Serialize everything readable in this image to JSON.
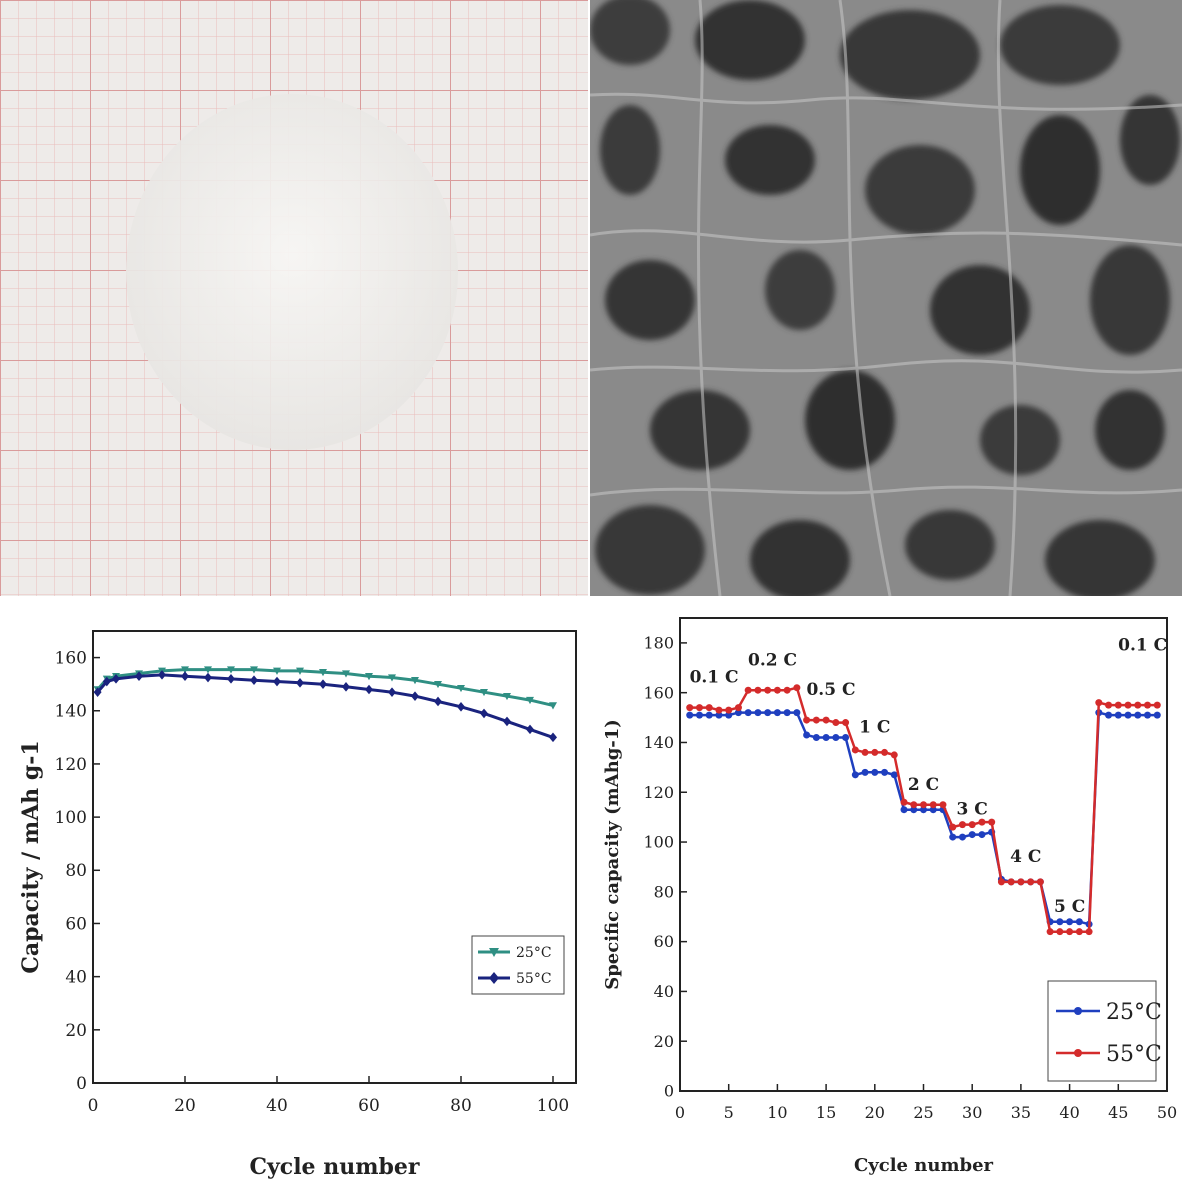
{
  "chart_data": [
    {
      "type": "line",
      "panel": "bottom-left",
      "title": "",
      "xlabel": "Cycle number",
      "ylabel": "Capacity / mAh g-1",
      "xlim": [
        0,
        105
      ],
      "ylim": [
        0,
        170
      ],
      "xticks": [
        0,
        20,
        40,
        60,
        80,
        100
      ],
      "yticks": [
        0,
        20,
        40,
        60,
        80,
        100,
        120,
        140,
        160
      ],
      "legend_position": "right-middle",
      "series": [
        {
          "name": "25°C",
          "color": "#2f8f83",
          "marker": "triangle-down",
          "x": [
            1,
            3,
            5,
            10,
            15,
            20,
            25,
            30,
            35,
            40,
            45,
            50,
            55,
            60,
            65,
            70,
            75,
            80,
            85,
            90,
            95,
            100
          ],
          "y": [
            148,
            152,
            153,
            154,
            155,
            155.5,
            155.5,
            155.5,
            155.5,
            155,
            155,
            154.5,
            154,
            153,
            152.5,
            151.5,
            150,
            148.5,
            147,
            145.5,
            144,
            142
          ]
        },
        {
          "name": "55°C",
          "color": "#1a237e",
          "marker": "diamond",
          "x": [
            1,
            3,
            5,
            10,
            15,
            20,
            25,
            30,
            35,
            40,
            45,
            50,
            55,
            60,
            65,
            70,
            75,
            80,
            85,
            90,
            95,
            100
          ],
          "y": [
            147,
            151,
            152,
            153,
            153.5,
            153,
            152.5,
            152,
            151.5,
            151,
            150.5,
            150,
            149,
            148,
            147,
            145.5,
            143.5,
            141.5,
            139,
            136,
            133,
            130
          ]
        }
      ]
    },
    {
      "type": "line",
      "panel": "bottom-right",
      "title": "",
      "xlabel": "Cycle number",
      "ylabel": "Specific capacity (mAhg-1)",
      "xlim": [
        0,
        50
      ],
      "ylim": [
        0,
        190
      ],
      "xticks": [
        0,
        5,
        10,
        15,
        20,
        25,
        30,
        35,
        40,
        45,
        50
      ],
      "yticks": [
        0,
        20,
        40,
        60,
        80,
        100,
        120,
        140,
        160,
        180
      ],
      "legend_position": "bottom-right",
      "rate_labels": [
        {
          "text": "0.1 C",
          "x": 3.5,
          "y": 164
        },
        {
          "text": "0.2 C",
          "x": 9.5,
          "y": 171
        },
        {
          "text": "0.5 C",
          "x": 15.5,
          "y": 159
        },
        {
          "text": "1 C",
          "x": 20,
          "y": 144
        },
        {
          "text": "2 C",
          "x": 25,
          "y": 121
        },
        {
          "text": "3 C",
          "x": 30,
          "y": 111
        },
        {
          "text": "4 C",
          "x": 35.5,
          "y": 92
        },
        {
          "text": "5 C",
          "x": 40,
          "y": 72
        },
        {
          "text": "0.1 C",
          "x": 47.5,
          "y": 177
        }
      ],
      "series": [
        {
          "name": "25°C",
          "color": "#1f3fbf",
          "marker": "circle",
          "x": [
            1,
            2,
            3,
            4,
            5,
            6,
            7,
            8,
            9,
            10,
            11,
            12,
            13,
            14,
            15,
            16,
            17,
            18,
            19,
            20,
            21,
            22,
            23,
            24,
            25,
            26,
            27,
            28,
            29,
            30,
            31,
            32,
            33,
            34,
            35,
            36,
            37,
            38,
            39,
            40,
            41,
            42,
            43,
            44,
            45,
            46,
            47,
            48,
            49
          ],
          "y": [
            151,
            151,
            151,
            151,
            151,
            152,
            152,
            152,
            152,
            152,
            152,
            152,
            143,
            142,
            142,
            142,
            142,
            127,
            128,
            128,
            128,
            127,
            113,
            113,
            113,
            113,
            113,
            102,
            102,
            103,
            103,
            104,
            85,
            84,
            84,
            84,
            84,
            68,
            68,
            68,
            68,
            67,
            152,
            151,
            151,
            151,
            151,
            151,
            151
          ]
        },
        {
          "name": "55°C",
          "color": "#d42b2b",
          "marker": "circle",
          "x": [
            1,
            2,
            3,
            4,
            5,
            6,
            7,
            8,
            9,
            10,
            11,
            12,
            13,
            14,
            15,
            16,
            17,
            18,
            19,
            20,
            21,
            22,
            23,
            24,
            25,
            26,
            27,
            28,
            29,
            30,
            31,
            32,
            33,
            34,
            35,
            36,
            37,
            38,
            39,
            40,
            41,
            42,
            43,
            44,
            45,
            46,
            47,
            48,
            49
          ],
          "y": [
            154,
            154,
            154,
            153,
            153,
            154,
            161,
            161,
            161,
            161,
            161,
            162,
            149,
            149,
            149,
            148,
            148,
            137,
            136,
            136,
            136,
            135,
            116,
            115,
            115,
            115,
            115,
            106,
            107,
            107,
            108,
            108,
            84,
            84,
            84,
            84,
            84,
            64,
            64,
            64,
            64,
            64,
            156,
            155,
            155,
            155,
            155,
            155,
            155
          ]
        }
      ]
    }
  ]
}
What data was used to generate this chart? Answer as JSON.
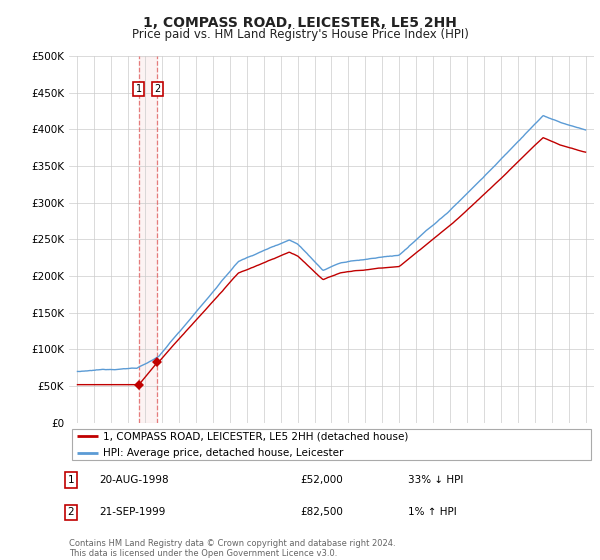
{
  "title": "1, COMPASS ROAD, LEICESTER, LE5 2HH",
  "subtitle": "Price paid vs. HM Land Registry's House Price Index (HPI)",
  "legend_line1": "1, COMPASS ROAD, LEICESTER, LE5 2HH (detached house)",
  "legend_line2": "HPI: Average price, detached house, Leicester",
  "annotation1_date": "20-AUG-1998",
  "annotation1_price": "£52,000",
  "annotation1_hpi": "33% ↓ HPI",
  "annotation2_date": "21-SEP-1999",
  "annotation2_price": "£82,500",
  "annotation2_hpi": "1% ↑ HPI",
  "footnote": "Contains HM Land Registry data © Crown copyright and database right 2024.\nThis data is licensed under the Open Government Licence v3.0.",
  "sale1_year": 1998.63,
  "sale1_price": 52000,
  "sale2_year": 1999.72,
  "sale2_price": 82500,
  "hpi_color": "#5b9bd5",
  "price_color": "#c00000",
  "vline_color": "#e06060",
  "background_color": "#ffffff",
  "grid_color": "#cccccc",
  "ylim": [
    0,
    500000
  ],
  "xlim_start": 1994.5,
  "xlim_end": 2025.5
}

• **Short task**
Extract, exactly as written, the span of lines from the one holding "What data was" through the last line, inclusive. Skip any picture.

• **Task output**
What data was used to generate this chart? Answer as JSON.
{
  "title": "1, COMPASS ROAD, LEICESTER, LE5 2HH",
  "subtitle": "Price paid vs. HM Land Registry's House Price Index (HPI)",
  "legend_line1": "1, COMPASS ROAD, LEICESTER, LE5 2HH (detached house)",
  "legend_line2": "HPI: Average price, detached house, Leicester",
  "annotation1_date": "20-AUG-1998",
  "annotation1_price": "£52,000",
  "annotation1_hpi": "33% ↓ HPI",
  "annotation2_date": "21-SEP-1999",
  "annotation2_price": "£82,500",
  "annotation2_hpi": "1% ↑ HPI",
  "footnote": "Contains HM Land Registry data © Crown copyright and database right 2024.\nThis data is licensed under the Open Government Licence v3.0.",
  "sale1_year": 1998.63,
  "sale1_price": 52000,
  "sale2_year": 1999.72,
  "sale2_price": 82500,
  "hpi_color": "#5b9bd5",
  "price_color": "#c00000",
  "vline_color": "#e06060",
  "background_color": "#ffffff",
  "grid_color": "#cccccc",
  "ylim": [
    0,
    500000
  ],
  "xlim_start": 1994.5,
  "xlim_end": 2025.5
}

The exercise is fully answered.